→ **STATED TASK**:
Look through the records and report how many lines include the word "eller", with no other words.

→ **TASK INPUTS**:

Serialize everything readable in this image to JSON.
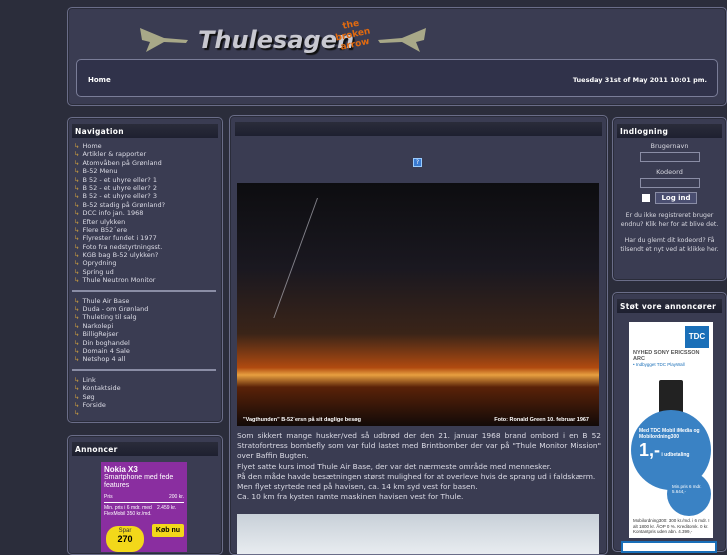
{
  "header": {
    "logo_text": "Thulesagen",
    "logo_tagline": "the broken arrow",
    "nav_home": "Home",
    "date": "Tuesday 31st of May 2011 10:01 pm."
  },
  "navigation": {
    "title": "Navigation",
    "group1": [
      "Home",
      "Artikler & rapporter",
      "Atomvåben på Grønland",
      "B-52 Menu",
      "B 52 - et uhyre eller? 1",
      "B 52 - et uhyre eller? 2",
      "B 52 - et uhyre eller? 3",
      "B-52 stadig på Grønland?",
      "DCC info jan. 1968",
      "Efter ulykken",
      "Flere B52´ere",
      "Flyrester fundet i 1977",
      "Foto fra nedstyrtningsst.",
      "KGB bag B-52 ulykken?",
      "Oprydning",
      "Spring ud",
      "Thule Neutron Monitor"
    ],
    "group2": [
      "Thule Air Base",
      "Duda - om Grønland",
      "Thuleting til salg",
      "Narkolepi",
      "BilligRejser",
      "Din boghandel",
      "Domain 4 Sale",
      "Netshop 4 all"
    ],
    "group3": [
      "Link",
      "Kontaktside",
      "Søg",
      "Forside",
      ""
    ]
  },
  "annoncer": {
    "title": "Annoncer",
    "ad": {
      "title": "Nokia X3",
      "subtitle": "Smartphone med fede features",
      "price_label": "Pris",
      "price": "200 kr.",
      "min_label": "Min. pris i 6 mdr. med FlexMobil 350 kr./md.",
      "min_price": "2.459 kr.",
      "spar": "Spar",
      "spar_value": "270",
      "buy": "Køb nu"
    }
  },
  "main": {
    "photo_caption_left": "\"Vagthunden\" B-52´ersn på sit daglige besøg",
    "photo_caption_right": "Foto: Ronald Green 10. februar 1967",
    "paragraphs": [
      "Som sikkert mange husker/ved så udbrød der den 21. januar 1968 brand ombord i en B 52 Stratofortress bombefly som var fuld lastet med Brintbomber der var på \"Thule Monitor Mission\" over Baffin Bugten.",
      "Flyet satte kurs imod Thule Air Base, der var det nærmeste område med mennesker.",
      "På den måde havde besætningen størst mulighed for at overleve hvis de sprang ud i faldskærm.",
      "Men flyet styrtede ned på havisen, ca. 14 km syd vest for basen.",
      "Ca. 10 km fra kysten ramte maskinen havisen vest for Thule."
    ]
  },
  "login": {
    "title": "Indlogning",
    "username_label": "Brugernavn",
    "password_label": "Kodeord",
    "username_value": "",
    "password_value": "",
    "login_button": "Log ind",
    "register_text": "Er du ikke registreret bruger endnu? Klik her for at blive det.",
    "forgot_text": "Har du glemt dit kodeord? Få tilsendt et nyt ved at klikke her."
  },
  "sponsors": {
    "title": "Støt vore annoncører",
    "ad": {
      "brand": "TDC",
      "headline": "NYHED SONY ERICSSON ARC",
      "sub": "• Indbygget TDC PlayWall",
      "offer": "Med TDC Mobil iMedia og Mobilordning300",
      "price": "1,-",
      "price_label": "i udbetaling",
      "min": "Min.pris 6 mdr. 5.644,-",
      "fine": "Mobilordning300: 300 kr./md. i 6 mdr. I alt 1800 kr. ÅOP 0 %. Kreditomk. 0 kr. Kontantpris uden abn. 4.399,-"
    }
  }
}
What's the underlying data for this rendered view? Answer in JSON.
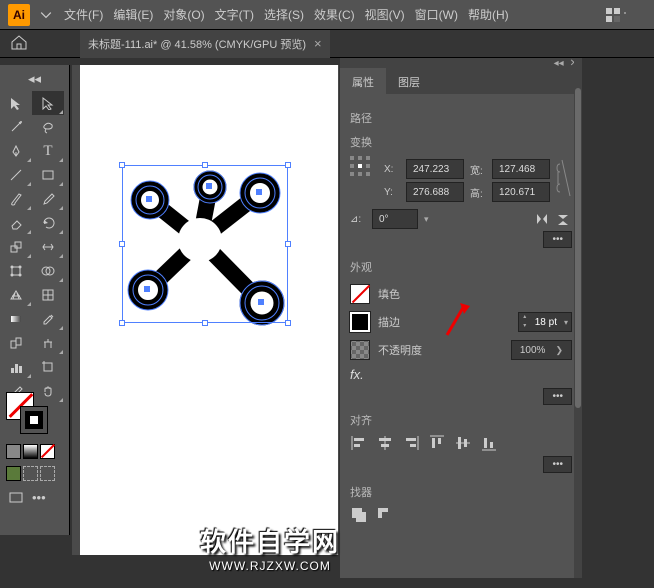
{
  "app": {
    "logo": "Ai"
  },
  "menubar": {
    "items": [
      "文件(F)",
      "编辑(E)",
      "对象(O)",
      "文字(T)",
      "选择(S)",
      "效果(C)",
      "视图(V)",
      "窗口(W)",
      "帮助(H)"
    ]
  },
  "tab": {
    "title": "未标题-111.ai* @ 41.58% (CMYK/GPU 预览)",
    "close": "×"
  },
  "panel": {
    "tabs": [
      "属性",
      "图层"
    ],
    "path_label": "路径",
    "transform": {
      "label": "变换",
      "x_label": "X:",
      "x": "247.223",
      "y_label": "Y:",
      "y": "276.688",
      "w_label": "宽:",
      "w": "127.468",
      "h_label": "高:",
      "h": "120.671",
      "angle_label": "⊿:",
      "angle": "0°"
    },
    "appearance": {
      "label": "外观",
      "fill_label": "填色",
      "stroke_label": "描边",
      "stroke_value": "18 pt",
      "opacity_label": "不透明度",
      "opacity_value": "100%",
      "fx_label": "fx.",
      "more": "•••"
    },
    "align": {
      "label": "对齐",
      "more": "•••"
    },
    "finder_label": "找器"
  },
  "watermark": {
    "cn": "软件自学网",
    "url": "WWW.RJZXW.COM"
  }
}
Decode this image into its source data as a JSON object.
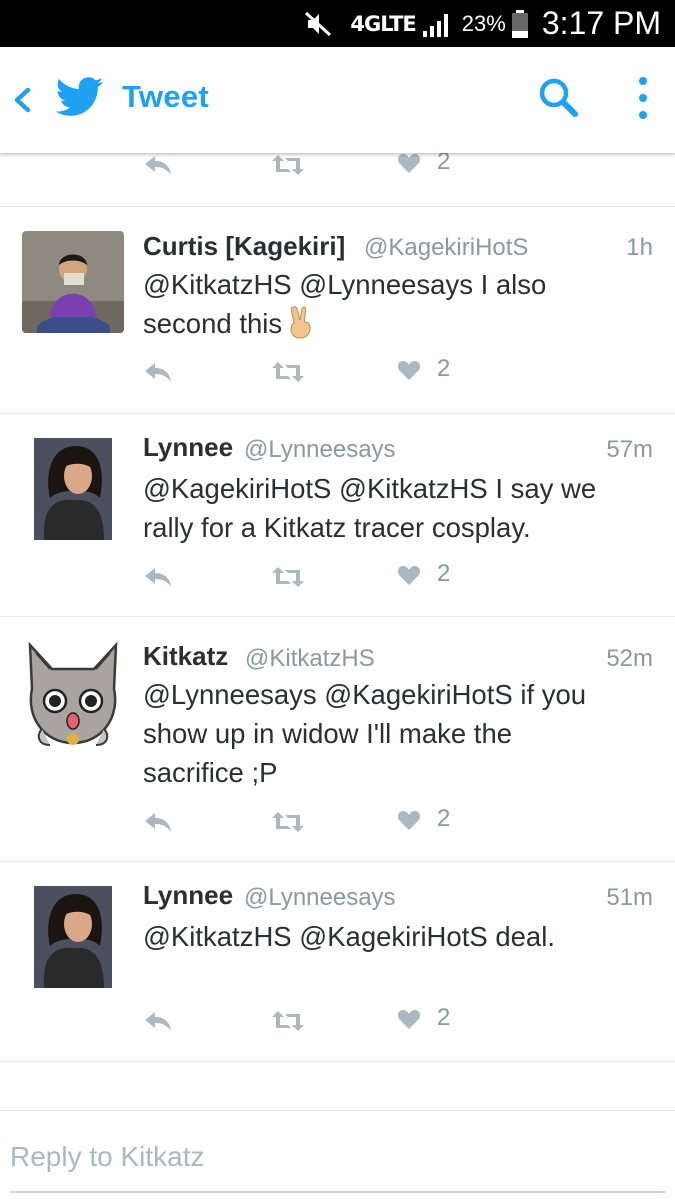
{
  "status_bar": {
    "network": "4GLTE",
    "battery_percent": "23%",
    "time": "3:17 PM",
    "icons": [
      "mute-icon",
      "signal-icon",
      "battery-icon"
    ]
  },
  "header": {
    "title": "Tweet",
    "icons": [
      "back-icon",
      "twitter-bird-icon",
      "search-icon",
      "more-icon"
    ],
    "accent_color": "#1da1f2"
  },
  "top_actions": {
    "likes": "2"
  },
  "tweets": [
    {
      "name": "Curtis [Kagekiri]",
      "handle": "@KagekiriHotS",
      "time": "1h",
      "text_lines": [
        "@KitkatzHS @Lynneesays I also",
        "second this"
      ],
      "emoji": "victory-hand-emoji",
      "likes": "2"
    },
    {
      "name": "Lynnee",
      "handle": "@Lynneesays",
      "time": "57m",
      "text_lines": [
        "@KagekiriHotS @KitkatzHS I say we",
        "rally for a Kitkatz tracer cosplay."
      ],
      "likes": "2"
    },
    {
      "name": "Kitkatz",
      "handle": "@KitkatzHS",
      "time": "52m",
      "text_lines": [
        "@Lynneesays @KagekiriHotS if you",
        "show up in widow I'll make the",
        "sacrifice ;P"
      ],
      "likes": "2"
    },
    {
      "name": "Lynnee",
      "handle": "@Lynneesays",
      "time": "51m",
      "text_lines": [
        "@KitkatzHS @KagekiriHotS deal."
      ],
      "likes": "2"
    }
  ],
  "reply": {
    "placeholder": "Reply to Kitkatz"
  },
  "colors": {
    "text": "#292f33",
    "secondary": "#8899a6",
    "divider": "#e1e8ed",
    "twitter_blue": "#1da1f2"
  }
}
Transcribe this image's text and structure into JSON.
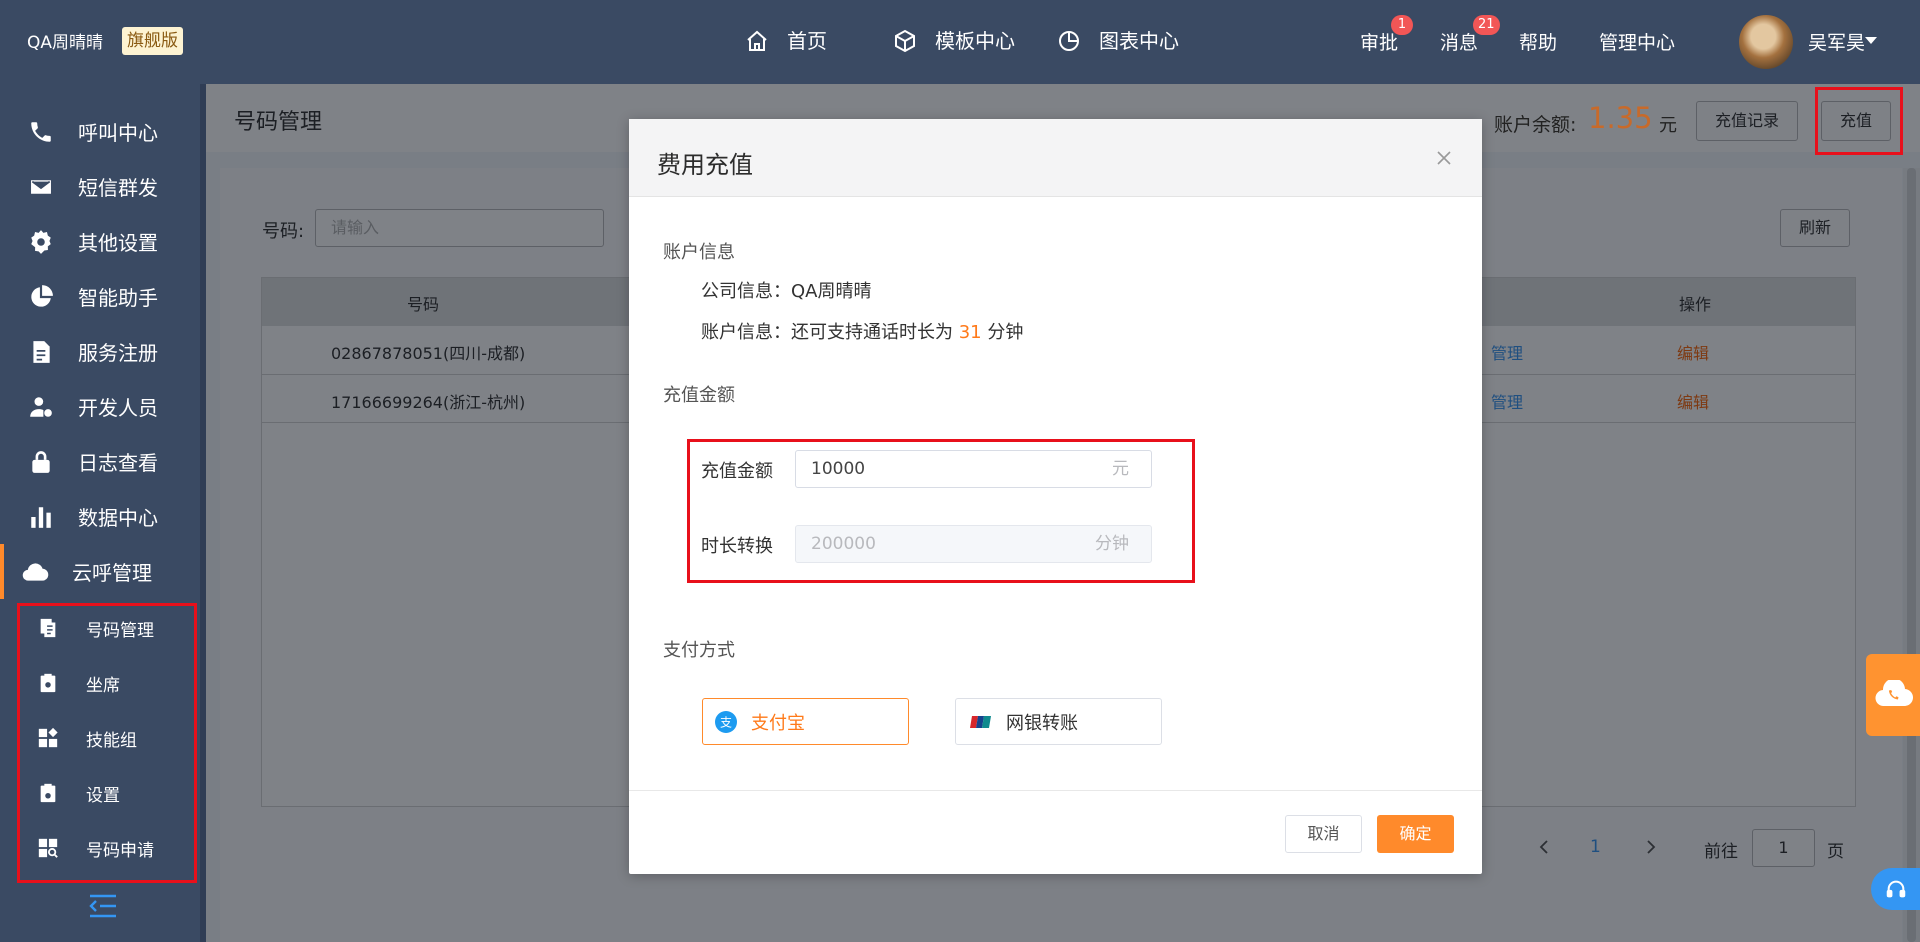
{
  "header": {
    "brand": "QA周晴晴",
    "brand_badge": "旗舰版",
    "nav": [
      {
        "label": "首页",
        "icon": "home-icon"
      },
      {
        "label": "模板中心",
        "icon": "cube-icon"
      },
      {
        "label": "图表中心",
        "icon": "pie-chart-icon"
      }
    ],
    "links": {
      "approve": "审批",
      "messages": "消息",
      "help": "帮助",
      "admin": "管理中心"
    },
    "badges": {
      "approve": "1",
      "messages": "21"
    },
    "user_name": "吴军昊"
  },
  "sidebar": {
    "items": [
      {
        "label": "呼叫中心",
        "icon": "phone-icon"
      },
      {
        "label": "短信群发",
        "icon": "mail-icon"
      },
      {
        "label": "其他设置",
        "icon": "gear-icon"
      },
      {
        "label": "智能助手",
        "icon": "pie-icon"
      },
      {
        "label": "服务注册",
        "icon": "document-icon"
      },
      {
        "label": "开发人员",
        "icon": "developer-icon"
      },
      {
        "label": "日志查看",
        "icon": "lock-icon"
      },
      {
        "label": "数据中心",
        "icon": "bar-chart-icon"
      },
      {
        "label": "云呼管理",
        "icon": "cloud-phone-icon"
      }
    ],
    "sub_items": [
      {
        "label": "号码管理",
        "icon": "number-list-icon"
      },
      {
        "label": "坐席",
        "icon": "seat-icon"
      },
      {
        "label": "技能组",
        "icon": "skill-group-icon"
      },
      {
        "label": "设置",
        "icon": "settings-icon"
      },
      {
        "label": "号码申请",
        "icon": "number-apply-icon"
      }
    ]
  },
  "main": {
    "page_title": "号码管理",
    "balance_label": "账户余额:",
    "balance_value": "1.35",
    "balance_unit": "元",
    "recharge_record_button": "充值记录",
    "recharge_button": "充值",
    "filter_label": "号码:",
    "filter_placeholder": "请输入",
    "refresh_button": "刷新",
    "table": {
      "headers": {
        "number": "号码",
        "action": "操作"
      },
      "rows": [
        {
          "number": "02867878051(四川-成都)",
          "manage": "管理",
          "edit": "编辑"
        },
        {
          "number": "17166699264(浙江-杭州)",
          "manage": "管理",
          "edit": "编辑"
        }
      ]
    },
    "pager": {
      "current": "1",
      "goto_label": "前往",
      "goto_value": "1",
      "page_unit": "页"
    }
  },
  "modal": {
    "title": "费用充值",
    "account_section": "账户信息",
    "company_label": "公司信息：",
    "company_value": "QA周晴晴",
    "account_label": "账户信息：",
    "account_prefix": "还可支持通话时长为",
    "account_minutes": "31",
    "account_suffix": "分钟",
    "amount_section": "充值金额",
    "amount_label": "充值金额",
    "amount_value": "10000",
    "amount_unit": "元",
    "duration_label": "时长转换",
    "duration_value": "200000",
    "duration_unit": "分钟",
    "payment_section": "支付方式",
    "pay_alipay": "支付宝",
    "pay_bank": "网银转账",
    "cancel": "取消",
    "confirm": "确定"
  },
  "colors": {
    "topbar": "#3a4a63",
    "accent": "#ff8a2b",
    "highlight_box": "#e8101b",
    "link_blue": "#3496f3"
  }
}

→ **FULL ANSWER**:
3